• **Task**: Would you retype all of these records exactly?

• **Input data**:

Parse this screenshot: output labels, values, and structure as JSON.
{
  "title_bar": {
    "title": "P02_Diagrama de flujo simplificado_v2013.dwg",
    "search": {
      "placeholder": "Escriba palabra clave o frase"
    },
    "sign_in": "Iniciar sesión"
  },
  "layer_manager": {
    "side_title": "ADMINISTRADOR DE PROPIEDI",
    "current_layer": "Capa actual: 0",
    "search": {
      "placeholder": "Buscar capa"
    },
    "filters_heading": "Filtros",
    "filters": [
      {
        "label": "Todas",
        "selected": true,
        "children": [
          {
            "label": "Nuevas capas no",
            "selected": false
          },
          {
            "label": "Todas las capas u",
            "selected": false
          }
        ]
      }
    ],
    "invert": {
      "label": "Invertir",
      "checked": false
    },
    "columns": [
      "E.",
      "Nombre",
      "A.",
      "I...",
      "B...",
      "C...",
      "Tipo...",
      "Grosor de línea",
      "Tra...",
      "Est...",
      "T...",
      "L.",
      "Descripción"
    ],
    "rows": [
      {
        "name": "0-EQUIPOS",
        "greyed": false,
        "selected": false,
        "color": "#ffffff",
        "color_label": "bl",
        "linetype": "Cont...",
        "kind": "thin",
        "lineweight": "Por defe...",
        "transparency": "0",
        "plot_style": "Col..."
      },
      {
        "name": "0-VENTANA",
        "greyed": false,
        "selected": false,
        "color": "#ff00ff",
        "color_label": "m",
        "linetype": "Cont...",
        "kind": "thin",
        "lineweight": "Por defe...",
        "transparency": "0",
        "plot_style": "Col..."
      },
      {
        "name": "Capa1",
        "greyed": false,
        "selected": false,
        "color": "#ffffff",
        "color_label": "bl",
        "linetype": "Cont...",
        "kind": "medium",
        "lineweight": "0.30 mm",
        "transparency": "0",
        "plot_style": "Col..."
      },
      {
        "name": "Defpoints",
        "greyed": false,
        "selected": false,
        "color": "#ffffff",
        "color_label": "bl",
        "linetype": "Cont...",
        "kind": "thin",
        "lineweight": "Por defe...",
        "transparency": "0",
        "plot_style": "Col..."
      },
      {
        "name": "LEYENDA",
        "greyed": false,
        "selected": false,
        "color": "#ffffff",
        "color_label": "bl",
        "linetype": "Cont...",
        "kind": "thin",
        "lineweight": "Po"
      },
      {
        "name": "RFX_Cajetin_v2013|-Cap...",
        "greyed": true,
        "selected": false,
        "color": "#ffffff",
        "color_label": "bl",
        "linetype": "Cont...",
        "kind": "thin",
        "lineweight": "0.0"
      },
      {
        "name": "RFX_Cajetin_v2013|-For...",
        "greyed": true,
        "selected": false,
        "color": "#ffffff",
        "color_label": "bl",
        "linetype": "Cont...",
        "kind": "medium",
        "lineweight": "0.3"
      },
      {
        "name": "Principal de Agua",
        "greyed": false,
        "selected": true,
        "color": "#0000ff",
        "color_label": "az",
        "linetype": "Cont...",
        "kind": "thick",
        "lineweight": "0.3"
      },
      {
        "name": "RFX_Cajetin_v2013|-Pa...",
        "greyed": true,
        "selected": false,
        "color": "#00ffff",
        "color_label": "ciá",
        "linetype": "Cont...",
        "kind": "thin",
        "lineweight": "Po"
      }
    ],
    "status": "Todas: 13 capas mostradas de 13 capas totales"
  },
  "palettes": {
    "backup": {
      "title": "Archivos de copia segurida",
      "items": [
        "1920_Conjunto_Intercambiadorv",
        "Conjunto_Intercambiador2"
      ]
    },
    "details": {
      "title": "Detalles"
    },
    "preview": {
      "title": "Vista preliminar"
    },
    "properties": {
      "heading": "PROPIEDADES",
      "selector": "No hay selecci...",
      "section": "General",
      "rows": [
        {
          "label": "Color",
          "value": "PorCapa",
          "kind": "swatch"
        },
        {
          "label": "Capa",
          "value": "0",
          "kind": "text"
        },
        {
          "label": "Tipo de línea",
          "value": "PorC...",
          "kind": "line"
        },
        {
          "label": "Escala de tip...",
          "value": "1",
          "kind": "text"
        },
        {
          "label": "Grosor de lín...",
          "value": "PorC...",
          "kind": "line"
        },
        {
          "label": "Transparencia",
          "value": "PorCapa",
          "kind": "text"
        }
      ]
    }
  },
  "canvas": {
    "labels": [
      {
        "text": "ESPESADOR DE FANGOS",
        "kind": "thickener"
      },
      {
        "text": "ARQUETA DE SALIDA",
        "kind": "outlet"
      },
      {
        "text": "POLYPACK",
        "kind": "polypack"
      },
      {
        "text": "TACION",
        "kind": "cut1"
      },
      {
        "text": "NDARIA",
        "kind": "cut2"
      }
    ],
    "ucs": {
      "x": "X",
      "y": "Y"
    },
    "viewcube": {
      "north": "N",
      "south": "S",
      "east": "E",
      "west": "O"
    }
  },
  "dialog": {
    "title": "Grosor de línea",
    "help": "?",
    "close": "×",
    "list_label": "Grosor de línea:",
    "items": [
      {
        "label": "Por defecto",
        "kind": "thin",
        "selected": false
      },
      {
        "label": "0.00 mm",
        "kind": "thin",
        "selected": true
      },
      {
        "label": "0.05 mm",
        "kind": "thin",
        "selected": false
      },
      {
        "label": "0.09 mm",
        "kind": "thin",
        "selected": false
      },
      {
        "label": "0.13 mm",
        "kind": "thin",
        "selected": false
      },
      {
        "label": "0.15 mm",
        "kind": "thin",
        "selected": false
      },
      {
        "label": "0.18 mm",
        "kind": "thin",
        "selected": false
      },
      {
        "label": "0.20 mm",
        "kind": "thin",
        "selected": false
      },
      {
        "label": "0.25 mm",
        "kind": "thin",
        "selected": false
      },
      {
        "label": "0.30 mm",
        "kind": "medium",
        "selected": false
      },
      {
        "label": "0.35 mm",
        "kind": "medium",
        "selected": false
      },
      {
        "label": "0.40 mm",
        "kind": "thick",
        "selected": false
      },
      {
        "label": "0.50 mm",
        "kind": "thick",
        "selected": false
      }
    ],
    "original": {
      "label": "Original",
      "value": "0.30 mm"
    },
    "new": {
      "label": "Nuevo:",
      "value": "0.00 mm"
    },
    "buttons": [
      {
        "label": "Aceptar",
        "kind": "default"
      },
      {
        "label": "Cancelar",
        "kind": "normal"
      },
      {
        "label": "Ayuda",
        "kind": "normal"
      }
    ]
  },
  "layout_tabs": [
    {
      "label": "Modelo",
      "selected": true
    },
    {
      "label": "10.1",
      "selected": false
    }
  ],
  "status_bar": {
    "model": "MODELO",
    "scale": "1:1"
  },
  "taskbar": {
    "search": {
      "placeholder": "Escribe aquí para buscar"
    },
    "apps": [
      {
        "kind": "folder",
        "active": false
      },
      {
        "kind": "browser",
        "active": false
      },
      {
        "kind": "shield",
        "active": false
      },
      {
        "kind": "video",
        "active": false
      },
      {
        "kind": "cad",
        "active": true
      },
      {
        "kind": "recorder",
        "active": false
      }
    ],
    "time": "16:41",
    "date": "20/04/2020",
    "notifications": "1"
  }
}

• **Exercise output**:
Parse this screenshot: output labels, values, and structure as JSON.
{
  "title_bar": {
    "title": "P02_Diagrama de flujo simplificado_v2013.dwg",
    "search": {
      "placeholder": "Escriba palabra clave o frase"
    },
    "sign_in": "Iniciar sesión"
  },
  "layer_manager": {
    "side_title": "ADMINISTRADOR DE PROPIEDI",
    "current_layer": "Capa actual: 0",
    "search": {
      "placeholder": "Buscar capa"
    },
    "filters_heading": "Filtros",
    "filters": [
      {
        "label": "Todas",
        "selected": true,
        "children": [
          {
            "label": "Nuevas capas no",
            "selected": false
          },
          {
            "label": "Todas las capas u",
            "selected": false
          }
        ]
      }
    ],
    "invert": {
      "label": "Invertir",
      "checked": false
    },
    "columns": [
      "E.",
      "Nombre",
      "A.",
      "I...",
      "B...",
      "C...",
      "Tipo...",
      "Grosor de línea",
      "Tra...",
      "Est...",
      "T...",
      "L.",
      "Descripción"
    ],
    "rows": [
      {
        "name": "0-EQUIPOS",
        "greyed": false,
        "selected": false,
        "color": "#ffffff",
        "color_label": "bl",
        "linetype": "Cont...",
        "kind": "thin",
        "lineweight": "Por defe...",
        "transparency": "0",
        "plot_style": "Col..."
      },
      {
        "name": "0-VENTANA",
        "greyed": false,
        "selected": false,
        "color": "#ff00ff",
        "color_label": "m",
        "linetype": "Cont...",
        "kind": "thin",
        "lineweight": "Por defe...",
        "transparency": "0",
        "plot_style": "Col..."
      },
      {
        "name": "Capa1",
        "greyed": false,
        "selected": false,
        "color": "#ffffff",
        "color_label": "bl",
        "linetype": "Cont...",
        "kind": "medium",
        "lineweight": "0.30 mm",
        "transparency": "0",
        "plot_style": "Col..."
      },
      {
        "name": "Defpoints",
        "greyed": false,
        "selected": false,
        "color": "#ffffff",
        "color_label": "bl",
        "linetype": "Cont...",
        "kind": "thin",
        "lineweight": "Por defe...",
        "transparency": "0",
        "plot_style": "Col..."
      },
      {
        "name": "LEYENDA",
        "greyed": false,
        "selected": false,
        "color": "#ffffff",
        "color_label": "bl",
        "linetype": "Cont...",
        "kind": "thin",
        "lineweight": "Po"
      },
      {
        "name": "RFX_Cajetin_v2013|-Cap...",
        "greyed": true,
        "selected": false,
        "color": "#ffffff",
        "color_label": "bl",
        "linetype": "Cont...",
        "kind": "thin",
        "lineweight": "0.0"
      },
      {
        "name": "RFX_Cajetin_v2013|-For...",
        "greyed": true,
        "selected": false,
        "color": "#ffffff",
        "color_label": "bl",
        "linetype": "Cont...",
        "kind": "medium",
        "lineweight": "0.3"
      },
      {
        "name": "Principal de Agua",
        "greyed": false,
        "selected": true,
        "color": "#0000ff",
        "color_label": "az",
        "linetype": "Cont...",
        "kind": "thick",
        "lineweight": "0.3"
      },
      {
        "name": "RFX_Cajetin_v2013|-Pa...",
        "greyed": true,
        "selected": false,
        "color": "#00ffff",
        "color_label": "ciá",
        "linetype": "Cont...",
        "kind": "thin",
        "lineweight": "Po"
      }
    ],
    "status": "Todas: 13 capas mostradas de 13 capas totales"
  },
  "palettes": {
    "backup": {
      "title": "Archivos de copia segurida",
      "items": [
        "1920_Conjunto_Intercambiadorv",
        "Conjunto_Intercambiador2"
      ]
    },
    "details": {
      "title": "Detalles"
    },
    "preview": {
      "title": "Vista preliminar"
    },
    "properties": {
      "heading": "PROPIEDADES",
      "selector": "No hay selecci...",
      "section": "General",
      "rows": [
        {
          "label": "Color",
          "value": "PorCapa",
          "kind": "swatch"
        },
        {
          "label": "Capa",
          "value": "0",
          "kind": "text"
        },
        {
          "label": "Tipo de línea",
          "value": "PorC...",
          "kind": "line"
        },
        {
          "label": "Escala de tip...",
          "value": "1",
          "kind": "text"
        },
        {
          "label": "Grosor de lín...",
          "value": "PorC...",
          "kind": "line"
        },
        {
          "label": "Transparencia",
          "value": "PorCapa",
          "kind": "text"
        }
      ]
    }
  },
  "canvas": {
    "labels": [
      {
        "text": "ESPESADOR DE FANGOS",
        "kind": "thickener"
      },
      {
        "text": "ARQUETA DE SALIDA",
        "kind": "outlet"
      },
      {
        "text": "POLYPACK",
        "kind": "polypack"
      },
      {
        "text": "TACION",
        "kind": "cut1"
      },
      {
        "text": "NDARIA",
        "kind": "cut2"
      }
    ],
    "ucs": {
      "x": "X",
      "y": "Y"
    },
    "viewcube": {
      "north": "N",
      "south": "S",
      "east": "E",
      "west": "O"
    }
  },
  "dialog": {
    "title": "Grosor de línea",
    "help": "?",
    "close": "×",
    "list_label": "Grosor de línea:",
    "items": [
      {
        "label": "Por defecto",
        "kind": "thin",
        "selected": false
      },
      {
        "label": "0.00 mm",
        "kind": "thin",
        "selected": true
      },
      {
        "label": "0.05 mm",
        "kind": "thin",
        "selected": false
      },
      {
        "label": "0.09 mm",
        "kind": "thin",
        "selected": false
      },
      {
        "label": "0.13 mm",
        "kind": "thin",
        "selected": false
      },
      {
        "label": "0.15 mm",
        "kind": "thin",
        "selected": false
      },
      {
        "label": "0.18 mm",
        "kind": "thin",
        "selected": false
      },
      {
        "label": "0.20 mm",
        "kind": "thin",
        "selected": false
      },
      {
        "label": "0.25 mm",
        "kind": "thin",
        "selected": false
      },
      {
        "label": "0.30 mm",
        "kind": "medium",
        "selected": false
      },
      {
        "label": "0.35 mm",
        "kind": "medium",
        "selected": false
      },
      {
        "label": "0.40 mm",
        "kind": "thick",
        "selected": false
      },
      {
        "label": "0.50 mm",
        "kind": "thick",
        "selected": false
      }
    ],
    "original": {
      "label": "Original",
      "value": "0.30 mm"
    },
    "new": {
      "label": "Nuevo:",
      "value": "0.00 mm"
    },
    "buttons": [
      {
        "label": "Aceptar",
        "kind": "default"
      },
      {
        "label": "Cancelar",
        "kind": "normal"
      },
      {
        "label": "Ayuda",
        "kind": "normal"
      }
    ]
  },
  "layout_tabs": [
    {
      "label": "Modelo",
      "selected": true
    },
    {
      "label": "10.1",
      "selected": false
    }
  ],
  "status_bar": {
    "model": "MODELO",
    "scale": "1:1"
  },
  "taskbar": {
    "search": {
      "placeholder": "Escribe aquí para buscar"
    },
    "apps": [
      {
        "kind": "folder",
        "active": false
      },
      {
        "kind": "browser",
        "active": false
      },
      {
        "kind": "shield",
        "active": false
      },
      {
        "kind": "video",
        "active": false
      },
      {
        "kind": "cad",
        "active": true
      },
      {
        "kind": "recorder",
        "active": false
      }
    ],
    "time": "16:41",
    "date": "20/04/2020",
    "notifications": "1"
  }
}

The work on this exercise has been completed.